§ **THE PROBLEM**
Repeat the records in full and exactly, omitting pictures.

§ **LISTED RECORDS**
• • • • •

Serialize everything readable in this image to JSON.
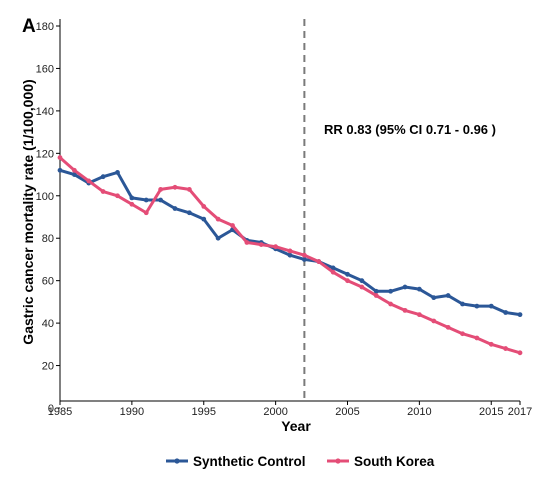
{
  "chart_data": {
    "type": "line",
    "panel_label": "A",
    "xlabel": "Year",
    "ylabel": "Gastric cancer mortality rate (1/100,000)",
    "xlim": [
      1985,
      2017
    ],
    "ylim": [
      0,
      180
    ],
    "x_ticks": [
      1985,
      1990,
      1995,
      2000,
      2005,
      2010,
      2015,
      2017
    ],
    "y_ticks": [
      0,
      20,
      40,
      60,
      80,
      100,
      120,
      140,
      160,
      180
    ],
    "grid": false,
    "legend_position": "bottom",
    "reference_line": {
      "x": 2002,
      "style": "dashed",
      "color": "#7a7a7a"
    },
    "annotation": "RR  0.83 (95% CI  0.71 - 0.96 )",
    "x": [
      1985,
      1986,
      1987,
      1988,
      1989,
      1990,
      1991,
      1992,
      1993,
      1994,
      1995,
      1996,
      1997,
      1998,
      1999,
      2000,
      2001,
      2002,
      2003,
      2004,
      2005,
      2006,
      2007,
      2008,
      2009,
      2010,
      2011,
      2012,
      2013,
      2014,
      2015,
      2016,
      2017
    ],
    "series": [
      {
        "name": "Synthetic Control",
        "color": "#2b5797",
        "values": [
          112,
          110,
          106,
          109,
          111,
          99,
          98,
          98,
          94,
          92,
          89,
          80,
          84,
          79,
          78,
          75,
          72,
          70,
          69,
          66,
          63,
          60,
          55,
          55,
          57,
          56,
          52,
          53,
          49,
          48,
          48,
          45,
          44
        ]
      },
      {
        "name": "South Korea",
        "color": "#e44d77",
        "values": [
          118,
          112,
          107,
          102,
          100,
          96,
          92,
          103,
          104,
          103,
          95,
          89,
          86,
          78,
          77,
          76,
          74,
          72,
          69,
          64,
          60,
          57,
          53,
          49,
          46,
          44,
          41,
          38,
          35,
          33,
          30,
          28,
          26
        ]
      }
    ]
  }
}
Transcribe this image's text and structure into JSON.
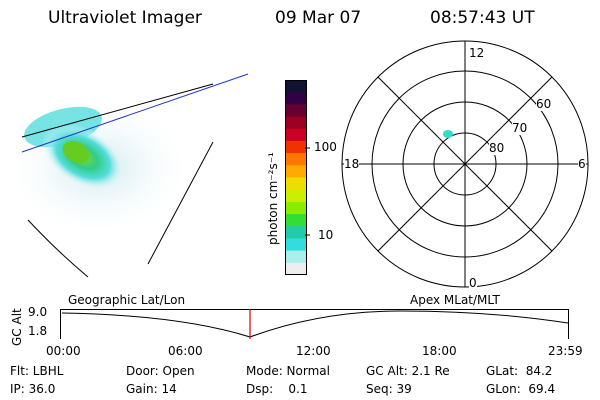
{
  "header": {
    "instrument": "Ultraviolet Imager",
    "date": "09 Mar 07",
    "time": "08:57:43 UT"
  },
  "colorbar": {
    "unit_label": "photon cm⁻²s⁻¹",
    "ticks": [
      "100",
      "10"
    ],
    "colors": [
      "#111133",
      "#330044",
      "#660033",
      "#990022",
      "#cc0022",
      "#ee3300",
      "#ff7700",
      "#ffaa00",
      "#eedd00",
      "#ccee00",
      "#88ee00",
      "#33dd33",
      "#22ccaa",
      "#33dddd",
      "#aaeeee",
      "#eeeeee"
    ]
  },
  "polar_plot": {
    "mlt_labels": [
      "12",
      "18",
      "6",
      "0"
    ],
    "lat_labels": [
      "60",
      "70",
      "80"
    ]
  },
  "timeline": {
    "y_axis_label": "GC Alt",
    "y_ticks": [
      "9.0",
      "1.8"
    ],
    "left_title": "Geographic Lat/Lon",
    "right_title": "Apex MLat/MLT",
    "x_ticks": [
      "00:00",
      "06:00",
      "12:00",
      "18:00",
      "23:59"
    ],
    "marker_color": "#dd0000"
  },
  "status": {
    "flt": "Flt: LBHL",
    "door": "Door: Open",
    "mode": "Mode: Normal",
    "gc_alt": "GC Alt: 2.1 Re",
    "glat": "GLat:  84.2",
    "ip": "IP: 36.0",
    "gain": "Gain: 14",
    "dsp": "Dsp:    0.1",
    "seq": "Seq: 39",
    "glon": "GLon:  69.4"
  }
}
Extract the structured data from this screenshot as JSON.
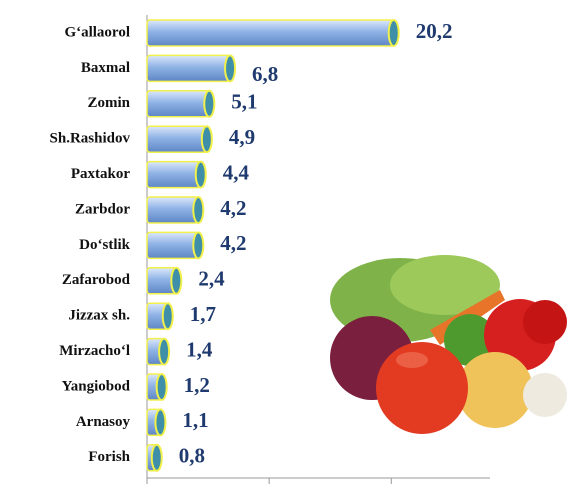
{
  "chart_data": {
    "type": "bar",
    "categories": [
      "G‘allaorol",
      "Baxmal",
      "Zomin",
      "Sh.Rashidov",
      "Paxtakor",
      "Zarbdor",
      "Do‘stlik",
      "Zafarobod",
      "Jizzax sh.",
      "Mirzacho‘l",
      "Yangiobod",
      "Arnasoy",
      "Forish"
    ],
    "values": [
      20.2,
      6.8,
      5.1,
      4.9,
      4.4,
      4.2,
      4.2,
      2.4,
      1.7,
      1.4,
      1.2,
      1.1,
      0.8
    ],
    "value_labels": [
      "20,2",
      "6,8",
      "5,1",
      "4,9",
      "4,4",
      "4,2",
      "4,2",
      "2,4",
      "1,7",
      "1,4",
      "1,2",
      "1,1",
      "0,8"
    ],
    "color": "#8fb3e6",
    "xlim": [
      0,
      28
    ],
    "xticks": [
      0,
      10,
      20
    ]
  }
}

• • • • •

§ **RESULT**
Serialize everything readable in this image to JSON.
{
  "chart_data": {
    "type": "line",
    "panel_label": "A",
    "xlabel": "Year",
    "ylabel": "Gastric cancer mortality rate (1/100,000)",
    "xlim": [
      1985,
      2017
    ],
    "ylim": [
      0,
      180
    ],
    "x_ticks": [
      1985,
      1990,
      1995,
      2000,
      2005,
      2010,
      2015,
      2017
    ],
    "y_ticks": [
      0,
      20,
      40,
      60,
      80,
      100,
      120,
      140,
      160,
      180
    ],
    "grid": false,
    "legend_position": "bottom",
    "reference_line": {
      "x": 2002,
      "style": "dashed",
      "color": "#7a7a7a"
    },
    "annotation": "RR  0.83 (95% CI  0.71 - 0.96 )",
    "x": [
      1985,
      1986,
      1987,
      1988,
      1989,
      1990,
      1991,
      1992,
      1993,
      1994,
      1995,
      1996,
      1997,
      1998,
      1999,
      2000,
      2001,
      2002,
      2003,
      2004,
      2005,
      2006,
      2007,
      2008,
      2009,
      2010,
      2011,
      2012,
      2013,
      2014,
      2015,
      2016,
      2017
    ],
    "series": [
      {
        "name": "Synthetic Control",
        "color": "#2b5797",
        "values": [
          112,
          110,
          106,
          109,
          111,
          99,
          98,
          98,
          94,
          92,
          89,
          80,
          84,
          79,
          78,
          75,
          72,
          70,
          69,
          66,
          63,
          60,
          55,
          55,
          57,
          56,
          52,
          53,
          49,
          48,
          48,
          45,
          44
        ]
      },
      {
        "name": "South Korea",
        "color": "#e44d77",
        "values": [
          118,
          112,
          107,
          102,
          100,
          96,
          92,
          103,
          104,
          103,
          95,
          89,
          86,
          78,
          77,
          76,
          74,
          72,
          69,
          64,
          60,
          57,
          53,
          49,
          46,
          44,
          41,
          38,
          35,
          33,
          30,
          28,
          26
        ]
      }
    ]
  }
}
Transcribe this image's text and structure into JSON.
{
  "header": {
    "instrument": "Ultraviolet Imager",
    "date": "09 Mar 07",
    "time": "08:57:43 UT"
  },
  "colorbar": {
    "unit_label": "photon cm⁻²s⁻¹",
    "ticks": [
      "100",
      "10"
    ],
    "colors": [
      "#111133",
      "#330044",
      "#660033",
      "#990022",
      "#cc0022",
      "#ee3300",
      "#ff7700",
      "#ffaa00",
      "#eedd00",
      "#ccee00",
      "#88ee00",
      "#33dd33",
      "#22ccaa",
      "#33dddd",
      "#aaeeee",
      "#eeeeee"
    ]
  },
  "polar_plot": {
    "mlt_labels": [
      "12",
      "18",
      "6",
      "0"
    ],
    "lat_labels": [
      "60",
      "70",
      "80"
    ]
  },
  "timeline": {
    "y_axis_label": "GC Alt",
    "y_ticks": [
      "9.0",
      "1.8"
    ],
    "left_title": "Geographic Lat/Lon",
    "right_title": "Apex MLat/MLT",
    "x_ticks": [
      "00:00",
      "06:00",
      "12:00",
      "18:00",
      "23:59"
    ],
    "marker_color": "#dd0000"
  },
  "status": {
    "flt": "Flt: LBHL",
    "door": "Door: Open",
    "mode": "Mode: Normal",
    "gc_alt": "GC Alt: 2.1 Re",
    "glat": "GLat:  84.2",
    "ip": "IP: 36.0",
    "gain": "Gain: 14",
    "dsp": "Dsp:    0.1",
    "seq": "Seq: 39",
    "glon": "GLon:  69.4"
  }
}
Extract the structured data from this screenshot as JSON.
{
  "chart_data": {
    "type": "bar",
    "categories": [
      "G‘allaorol",
      "Baxmal",
      "Zomin",
      "Sh.Rashidov",
      "Paxtakor",
      "Zarbdor",
      "Do‘stlik",
      "Zafarobod",
      "Jizzax sh.",
      "Mirzacho‘l",
      "Yangiobod",
      "Arnasoy",
      "Forish"
    ],
    "values": [
      20.2,
      6.8,
      5.1,
      4.9,
      4.4,
      4.2,
      4.2,
      2.4,
      1.7,
      1.4,
      1.2,
      1.1,
      0.8
    ],
    "value_labels": [
      "20,2",
      "6,8",
      "5,1",
      "4,9",
      "4,4",
      "4,2",
      "4,2",
      "2,4",
      "1,7",
      "1,4",
      "1,2",
      "1,1",
      "0,8"
    ],
    "color": "#8fb3e6",
    "xlim": [
      0,
      28
    ],
    "xticks": [
      0,
      10,
      20
    ]
  }
}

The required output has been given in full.